● Required work
Starting at the line that holds "Give me the", copy every line exactly through the end of the data, and no others.

● Extracted records

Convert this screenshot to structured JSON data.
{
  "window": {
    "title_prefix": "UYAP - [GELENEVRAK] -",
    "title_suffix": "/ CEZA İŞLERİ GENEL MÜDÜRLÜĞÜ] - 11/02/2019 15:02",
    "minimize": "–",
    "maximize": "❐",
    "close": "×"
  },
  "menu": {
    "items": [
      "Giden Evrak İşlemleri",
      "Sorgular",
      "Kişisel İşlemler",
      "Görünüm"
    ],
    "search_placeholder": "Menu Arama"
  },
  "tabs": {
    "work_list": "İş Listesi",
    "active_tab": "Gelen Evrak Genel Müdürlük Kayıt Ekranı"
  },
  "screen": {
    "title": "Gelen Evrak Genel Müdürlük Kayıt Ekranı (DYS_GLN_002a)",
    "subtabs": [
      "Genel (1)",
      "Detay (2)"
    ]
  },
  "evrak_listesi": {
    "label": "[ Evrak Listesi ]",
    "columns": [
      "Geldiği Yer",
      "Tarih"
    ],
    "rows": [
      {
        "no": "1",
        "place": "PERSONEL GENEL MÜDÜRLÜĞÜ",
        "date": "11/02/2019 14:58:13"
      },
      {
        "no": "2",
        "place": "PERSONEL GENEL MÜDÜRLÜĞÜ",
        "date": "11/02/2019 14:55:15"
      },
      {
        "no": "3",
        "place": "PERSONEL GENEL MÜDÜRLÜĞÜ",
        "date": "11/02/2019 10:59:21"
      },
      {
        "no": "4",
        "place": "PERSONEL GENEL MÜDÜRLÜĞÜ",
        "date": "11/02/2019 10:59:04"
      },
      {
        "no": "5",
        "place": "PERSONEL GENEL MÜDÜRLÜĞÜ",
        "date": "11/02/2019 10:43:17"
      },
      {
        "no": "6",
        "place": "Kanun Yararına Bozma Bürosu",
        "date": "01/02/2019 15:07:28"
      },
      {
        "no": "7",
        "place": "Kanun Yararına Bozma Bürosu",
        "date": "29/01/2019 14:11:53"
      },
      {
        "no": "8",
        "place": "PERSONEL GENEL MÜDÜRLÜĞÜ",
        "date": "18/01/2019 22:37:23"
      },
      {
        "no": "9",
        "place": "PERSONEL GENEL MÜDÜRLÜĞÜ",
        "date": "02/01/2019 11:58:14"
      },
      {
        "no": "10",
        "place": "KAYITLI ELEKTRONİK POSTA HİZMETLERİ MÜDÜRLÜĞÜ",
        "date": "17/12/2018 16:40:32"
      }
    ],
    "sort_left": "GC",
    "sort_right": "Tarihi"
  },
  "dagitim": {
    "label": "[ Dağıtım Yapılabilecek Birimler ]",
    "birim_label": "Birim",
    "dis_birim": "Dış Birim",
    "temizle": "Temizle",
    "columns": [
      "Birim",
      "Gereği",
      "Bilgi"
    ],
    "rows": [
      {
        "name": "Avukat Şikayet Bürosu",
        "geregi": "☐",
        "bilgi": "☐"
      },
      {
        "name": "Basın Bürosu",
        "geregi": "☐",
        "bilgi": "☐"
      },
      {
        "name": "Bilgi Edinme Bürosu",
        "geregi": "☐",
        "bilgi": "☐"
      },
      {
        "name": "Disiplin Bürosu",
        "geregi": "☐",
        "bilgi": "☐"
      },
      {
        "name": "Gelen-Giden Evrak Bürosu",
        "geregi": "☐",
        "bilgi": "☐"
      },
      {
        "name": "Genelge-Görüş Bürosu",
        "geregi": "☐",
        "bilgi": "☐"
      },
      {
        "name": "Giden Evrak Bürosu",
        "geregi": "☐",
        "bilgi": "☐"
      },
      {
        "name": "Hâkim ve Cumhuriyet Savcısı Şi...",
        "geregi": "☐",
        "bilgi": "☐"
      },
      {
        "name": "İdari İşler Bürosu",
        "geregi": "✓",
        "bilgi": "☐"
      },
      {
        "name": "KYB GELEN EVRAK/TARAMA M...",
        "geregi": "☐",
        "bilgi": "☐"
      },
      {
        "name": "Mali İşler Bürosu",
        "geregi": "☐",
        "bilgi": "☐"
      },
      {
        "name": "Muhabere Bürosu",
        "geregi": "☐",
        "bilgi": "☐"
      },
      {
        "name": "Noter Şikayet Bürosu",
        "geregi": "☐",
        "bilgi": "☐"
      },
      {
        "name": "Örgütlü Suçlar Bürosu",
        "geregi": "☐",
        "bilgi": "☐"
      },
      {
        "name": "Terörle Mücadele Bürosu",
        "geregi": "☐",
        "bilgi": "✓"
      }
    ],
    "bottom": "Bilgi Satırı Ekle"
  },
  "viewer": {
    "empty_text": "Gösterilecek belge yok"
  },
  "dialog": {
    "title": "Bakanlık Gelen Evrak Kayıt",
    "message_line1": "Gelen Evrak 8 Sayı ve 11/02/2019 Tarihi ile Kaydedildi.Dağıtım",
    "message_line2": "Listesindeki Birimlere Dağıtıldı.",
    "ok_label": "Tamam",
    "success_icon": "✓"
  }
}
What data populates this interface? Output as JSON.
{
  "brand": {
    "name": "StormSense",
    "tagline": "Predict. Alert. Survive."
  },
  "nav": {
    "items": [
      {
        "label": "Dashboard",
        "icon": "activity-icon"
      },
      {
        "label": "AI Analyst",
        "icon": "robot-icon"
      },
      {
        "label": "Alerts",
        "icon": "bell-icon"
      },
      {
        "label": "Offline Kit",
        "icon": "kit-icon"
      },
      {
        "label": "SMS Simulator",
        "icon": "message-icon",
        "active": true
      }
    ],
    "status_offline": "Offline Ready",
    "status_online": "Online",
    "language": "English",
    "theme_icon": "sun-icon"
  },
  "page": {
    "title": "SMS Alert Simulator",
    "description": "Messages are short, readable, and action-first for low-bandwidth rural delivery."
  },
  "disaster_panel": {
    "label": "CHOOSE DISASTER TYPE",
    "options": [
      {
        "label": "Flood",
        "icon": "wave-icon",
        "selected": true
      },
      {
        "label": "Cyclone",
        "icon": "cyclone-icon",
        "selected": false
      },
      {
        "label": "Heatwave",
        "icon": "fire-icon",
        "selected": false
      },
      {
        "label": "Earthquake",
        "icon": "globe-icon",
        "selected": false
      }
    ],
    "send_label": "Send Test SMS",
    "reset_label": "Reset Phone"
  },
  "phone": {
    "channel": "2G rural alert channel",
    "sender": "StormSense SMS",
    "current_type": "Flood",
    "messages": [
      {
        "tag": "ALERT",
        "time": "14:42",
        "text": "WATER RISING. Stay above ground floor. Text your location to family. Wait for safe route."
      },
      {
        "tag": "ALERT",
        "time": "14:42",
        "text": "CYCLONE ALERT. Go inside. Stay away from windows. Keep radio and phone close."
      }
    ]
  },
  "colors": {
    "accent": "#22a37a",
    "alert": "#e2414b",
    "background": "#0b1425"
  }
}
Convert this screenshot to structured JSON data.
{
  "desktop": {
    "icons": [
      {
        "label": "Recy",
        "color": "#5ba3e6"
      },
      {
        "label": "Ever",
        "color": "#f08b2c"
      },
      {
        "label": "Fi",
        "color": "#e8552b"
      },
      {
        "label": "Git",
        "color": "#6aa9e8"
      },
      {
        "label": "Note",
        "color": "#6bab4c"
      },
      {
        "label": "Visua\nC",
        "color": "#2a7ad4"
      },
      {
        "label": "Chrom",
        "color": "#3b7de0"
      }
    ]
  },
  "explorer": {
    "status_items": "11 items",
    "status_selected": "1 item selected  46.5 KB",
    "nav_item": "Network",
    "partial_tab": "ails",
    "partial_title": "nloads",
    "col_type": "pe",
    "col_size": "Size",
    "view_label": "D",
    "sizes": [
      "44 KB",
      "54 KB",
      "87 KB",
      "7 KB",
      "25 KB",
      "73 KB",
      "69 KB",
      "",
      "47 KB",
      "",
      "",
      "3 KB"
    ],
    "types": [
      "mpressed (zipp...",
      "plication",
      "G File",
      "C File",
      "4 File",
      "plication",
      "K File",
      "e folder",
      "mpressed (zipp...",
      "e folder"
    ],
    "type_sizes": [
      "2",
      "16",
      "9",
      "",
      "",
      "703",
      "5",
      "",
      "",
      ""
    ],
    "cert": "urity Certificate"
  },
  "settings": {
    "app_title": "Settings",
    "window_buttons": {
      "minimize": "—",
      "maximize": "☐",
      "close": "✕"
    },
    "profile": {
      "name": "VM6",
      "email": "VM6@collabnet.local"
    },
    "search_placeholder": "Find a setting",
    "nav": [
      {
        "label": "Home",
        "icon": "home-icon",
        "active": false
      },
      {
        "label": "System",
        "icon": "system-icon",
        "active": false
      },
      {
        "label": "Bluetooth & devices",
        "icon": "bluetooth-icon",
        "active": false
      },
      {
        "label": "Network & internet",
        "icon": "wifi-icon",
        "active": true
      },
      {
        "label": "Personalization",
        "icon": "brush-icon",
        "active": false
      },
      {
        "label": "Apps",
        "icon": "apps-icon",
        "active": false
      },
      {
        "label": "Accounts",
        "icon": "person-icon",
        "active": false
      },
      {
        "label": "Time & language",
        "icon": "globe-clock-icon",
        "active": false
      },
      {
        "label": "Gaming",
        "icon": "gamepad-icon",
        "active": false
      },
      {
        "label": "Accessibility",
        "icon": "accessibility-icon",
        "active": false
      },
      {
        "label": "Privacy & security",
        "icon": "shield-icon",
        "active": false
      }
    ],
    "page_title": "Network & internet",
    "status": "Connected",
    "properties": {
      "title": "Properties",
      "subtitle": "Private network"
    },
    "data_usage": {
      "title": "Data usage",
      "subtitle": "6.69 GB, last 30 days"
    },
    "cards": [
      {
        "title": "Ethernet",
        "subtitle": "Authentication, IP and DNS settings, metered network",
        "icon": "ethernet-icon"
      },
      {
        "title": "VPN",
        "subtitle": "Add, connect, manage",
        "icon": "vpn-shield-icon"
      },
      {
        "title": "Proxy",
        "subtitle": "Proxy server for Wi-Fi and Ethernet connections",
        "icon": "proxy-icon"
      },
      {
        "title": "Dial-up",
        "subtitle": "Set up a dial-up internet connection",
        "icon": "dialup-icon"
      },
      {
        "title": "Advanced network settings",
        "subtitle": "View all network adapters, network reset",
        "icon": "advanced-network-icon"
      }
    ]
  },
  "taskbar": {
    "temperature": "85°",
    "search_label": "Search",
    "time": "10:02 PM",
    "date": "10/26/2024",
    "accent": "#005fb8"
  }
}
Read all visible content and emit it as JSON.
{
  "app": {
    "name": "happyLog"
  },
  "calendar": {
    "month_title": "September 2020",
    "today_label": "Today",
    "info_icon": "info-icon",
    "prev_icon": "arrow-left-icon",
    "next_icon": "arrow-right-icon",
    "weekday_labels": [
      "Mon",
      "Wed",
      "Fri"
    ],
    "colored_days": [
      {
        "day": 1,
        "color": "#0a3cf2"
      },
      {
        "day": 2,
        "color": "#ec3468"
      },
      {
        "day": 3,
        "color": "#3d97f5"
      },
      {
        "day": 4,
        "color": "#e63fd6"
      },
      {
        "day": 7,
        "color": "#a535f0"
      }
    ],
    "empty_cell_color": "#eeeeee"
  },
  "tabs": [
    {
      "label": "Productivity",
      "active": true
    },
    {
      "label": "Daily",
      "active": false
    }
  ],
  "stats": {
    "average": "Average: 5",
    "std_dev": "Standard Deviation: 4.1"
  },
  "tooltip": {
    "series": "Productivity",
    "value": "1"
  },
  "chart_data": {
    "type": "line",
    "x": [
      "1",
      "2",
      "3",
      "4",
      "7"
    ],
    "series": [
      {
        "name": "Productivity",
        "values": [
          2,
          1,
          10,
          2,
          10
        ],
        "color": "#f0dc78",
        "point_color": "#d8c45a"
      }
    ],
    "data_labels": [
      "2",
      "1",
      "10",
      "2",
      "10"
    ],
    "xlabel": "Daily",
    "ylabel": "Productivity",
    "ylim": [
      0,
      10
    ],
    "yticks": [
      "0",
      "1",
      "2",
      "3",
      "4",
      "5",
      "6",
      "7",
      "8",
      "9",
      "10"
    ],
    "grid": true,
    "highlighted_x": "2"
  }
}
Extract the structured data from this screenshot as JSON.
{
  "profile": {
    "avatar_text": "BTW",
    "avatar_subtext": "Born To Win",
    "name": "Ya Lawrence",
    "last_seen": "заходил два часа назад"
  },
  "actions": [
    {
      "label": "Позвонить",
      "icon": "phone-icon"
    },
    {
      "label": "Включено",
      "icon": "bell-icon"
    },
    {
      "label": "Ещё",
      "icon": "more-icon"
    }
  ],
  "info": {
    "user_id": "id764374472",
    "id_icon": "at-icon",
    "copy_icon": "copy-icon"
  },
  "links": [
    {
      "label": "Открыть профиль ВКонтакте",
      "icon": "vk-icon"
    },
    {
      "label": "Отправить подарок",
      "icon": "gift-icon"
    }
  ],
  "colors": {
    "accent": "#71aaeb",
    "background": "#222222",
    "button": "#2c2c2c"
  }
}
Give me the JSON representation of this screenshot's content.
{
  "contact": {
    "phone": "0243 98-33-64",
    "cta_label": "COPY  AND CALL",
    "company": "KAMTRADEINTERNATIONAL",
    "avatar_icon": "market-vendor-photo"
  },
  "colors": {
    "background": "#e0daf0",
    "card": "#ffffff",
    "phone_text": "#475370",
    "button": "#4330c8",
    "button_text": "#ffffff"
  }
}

● Full output
Give me the JSON representation of this screenshot's content.
{
  "contact": {
    "phone": "0243 98-33-64",
    "cta_label": "COPY  AND CALL",
    "company": "KAMTRADEINTERNATIONAL",
    "avatar_icon": "market-vendor-photo"
  },
  "colors": {
    "background": "#e0daf0",
    "card": "#ffffff",
    "phone_text": "#475370",
    "button": "#4330c8",
    "button_text": "#ffffff"
  }
}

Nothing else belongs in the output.